Each entry below should be returned exactly as is, with the pictures removed.
━━━━━━━━━━
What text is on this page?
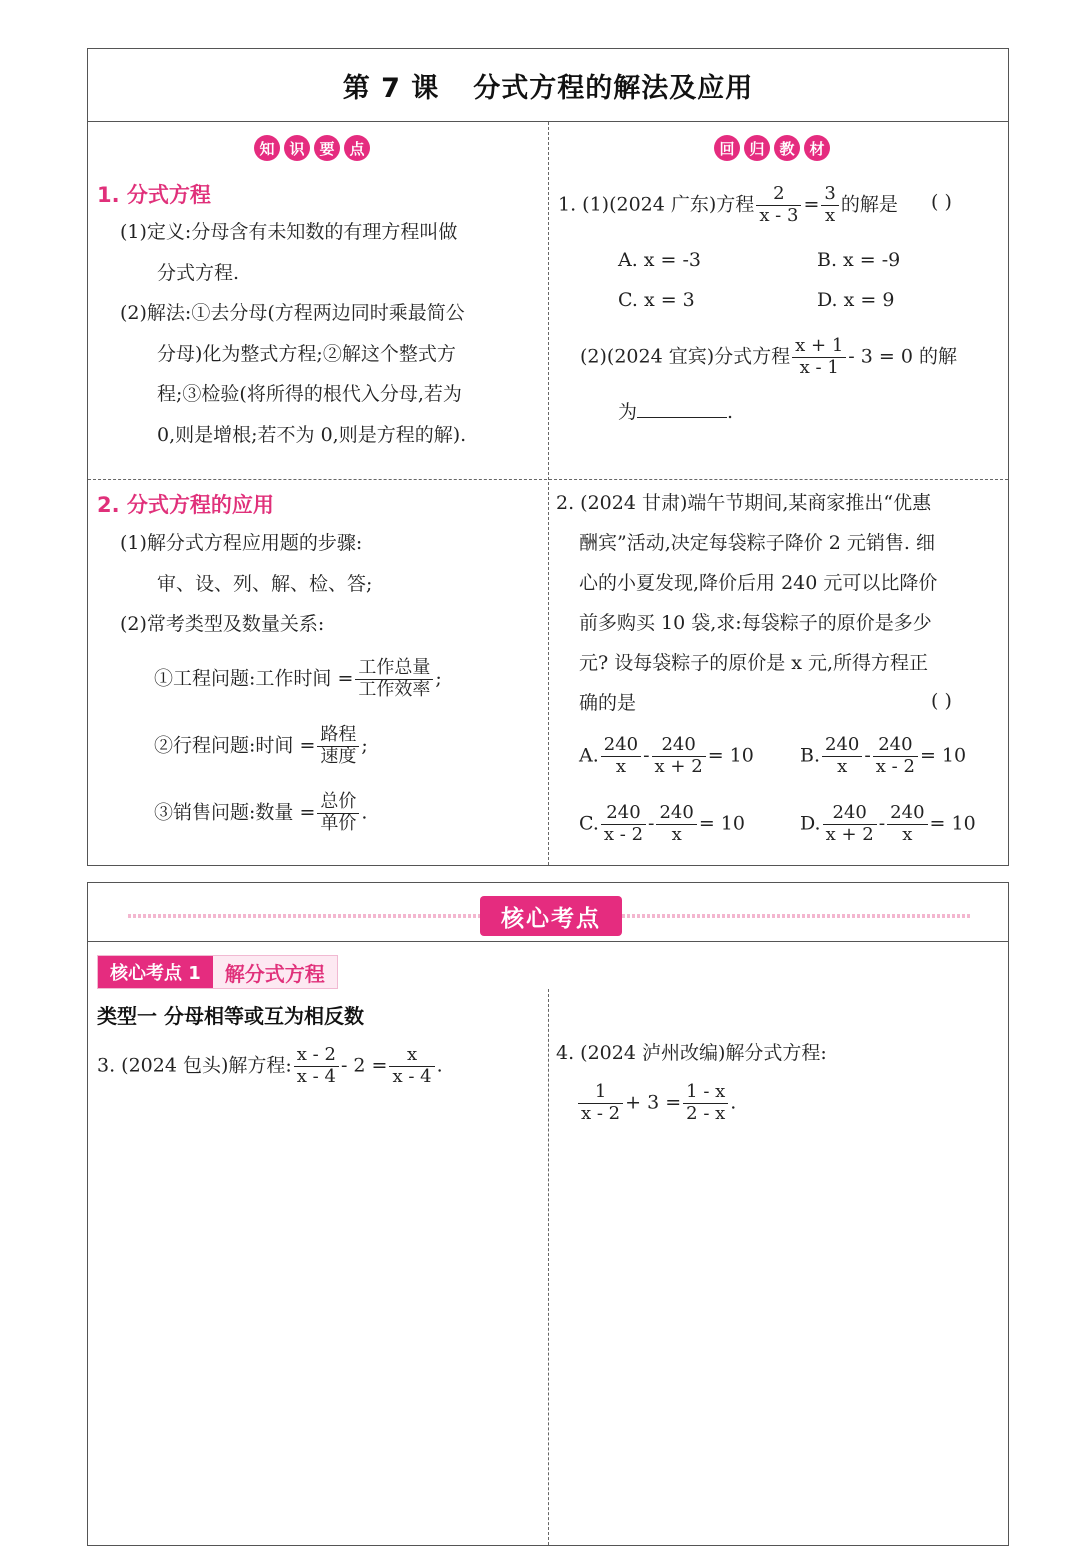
第 7 课 分式方程的解法及应用
知 识 要 点	回 归 教 材
1. 分式方程
(1)定义:分母含有未知数的有理方程叫做
分式方程.
(2)解法:①去分母(方程两边同时乘最简公
分母)化为整式方程;②解这个整式方
程;③检验(将所得的根代入分母,若为
0,则是增根;若不为 0,则是方程的解).
2. 分式方程的应用
(1)解分式方程应用题的步骤:
审、设、列、解、检、答;
(2)常考类型及数量关系:
①工程问题:工作时间 = $\frac{\text{工作总量}}{\text{工作效率}}$ ;
②行程问题:时间 = $\frac{\text{路程}}{\text{速度}}$ ;
③销售问题:数量 = $\frac{\text{总价}}{\text{单价}}$ .
1. (1)(2024 广东)方程 $\frac{2}{x - 3} = \frac{3}{x}$ 的解是 ( )
A. x = -3	B. x = -9
C. x = 3	D. x = 9
(2)(2024 宜宾)分式方程 $\frac{x + 1}{x - 1} - 3 = 0$ 的解
为	.
2. (2024 甘肃)端午节期间,某商家推出“优惠
酬宾”活动,决定每袋粽子降价 2 元销售. 细
心的小夏发现,降价后用 240 元可以比降价
前多购买 10 袋,求:每袋粽子的原价是多少
元? 设每袋粽子的原价是 x 元,所得方程正
确的是	( )
A. $\frac{240}{x} - \frac{240}{x + 2} = 10$ B. $\frac{240}{x} - \frac{240}{x - 2} = 10$
C. $\frac{240}{x - 2} - \frac{240}{x} = 10$	D. $\frac{240}{x + 2} - \frac{240}{x} = 10$
核心考点
核心考点 1	解分式方程
类型一 分母相等或互为相反数
3. (2024 包头)解方程: $\frac{x - 2}{x - 4} - 2 = \frac{x}{x - 4}$ .
4. (2024 泸州改编)解分式方程:
$\frac{1}{x - 2} + 3 = \frac{1 - x}{2 - x}$ .
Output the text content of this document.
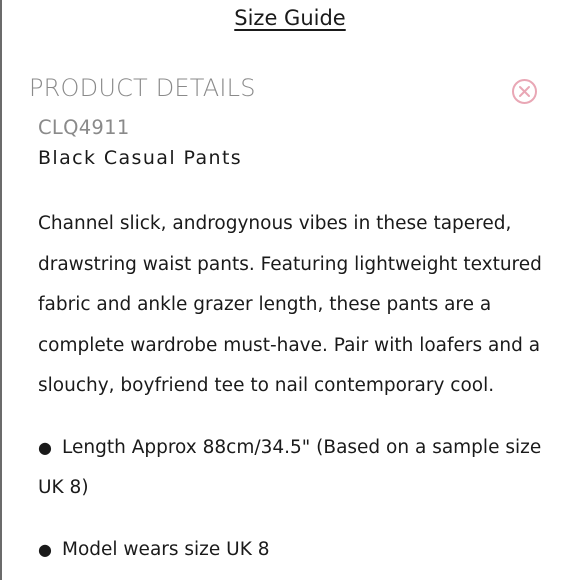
Size Guide
PRODUCT DETAILS
CLQ4911
Black Casual Pants
Channel slick, androgynous vibes in these tapered, drawstring waist pants. Featuring lightweight textured fabric and ankle grazer length, these pants are a complete wardrobe must-have. Pair with loafers and a slouchy, boyfriend tee to nail contemporary cool.
● Length Approx 88cm/34.5" (Based on a sample size UK 8)
● Model wears size UK 8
━━━━━━━━━━
-- TASK SOLUTION --
What text is on this page?
第 7 课 分式方程的解法及应用
知 识 要 点	回 归 教 材
1. 分式方程
(1)定义:分母含有未知数的有理方程叫做
分式方程.
(2)解法:①去分母(方程两边同时乘最简公
分母)化为整式方程;②解这个整式方
程;③检验(将所得的根代入分母,若为
0,则是增根;若不为 0,则是方程的解).
2. 分式方程的应用
(1)解分式方程应用题的步骤:
审、设、列、解、检、答;
(2)常考类型及数量关系:
①工程问题:工作时间 = $\frac{\text{工作总量}}{\text{工作效率}}$ ;
②行程问题:时间 = $\frac{\text{路程}}{\text{速度}}$ ;
③销售问题:数量 = $\frac{\text{总价}}{\text{单价}}$ .
1. (1)(2024 广东)方程 $\frac{2}{x - 3} = \frac{3}{x}$ 的解是 ( )
A. x = -3	B. x = -9
C. x = 3	D. x = 9
(2)(2024 宜宾)分式方程 $\frac{x + 1}{x - 1} - 3 = 0$ 的解
为	.
2. (2024 甘肃)端午节期间,某商家推出“优惠
酬宾”活动,决定每袋粽子降价 2 元销售. 细
心的小夏发现,降价后用 240 元可以比降价
前多购买 10 袋,求:每袋粽子的原价是多少
元? 设每袋粽子的原价是 x 元,所得方程正
确的是	( )
A. $\frac{240}{x} - \frac{240}{x + 2} = 10$ B. $\frac{240}{x} - \frac{240}{x - 2} = 10$
C. $\frac{240}{x - 2} - \frac{240}{x} = 10$	D. $\frac{240}{x + 2} - \frac{240}{x} = 10$
核心考点
核心考点 1	解分式方程
类型一 分母相等或互为相反数
3. (2024 包头)解方程: $\frac{x - 2}{x - 4} - 2 = \frac{x}{x - 4}$ .
4. (2024 泸州改编)解分式方程:
$\frac{1}{x - 2} + 3 = \frac{1 - x}{2 - x}$ .
Output the text content of this document.
Size Guide
PRODUCT DETAILS
CLQ4911
Black Casual Pants
Channel slick, androgynous vibes in these tapered, drawstring waist pants. Featuring lightweight textured fabric and ankle grazer length, these pants are a complete wardrobe must-have. Pair with loafers and a slouchy, boyfriend tee to nail contemporary cool.
● Length Approx 88cm/34.5" (Based on a sample size UK 8)
● Model wears size UK 8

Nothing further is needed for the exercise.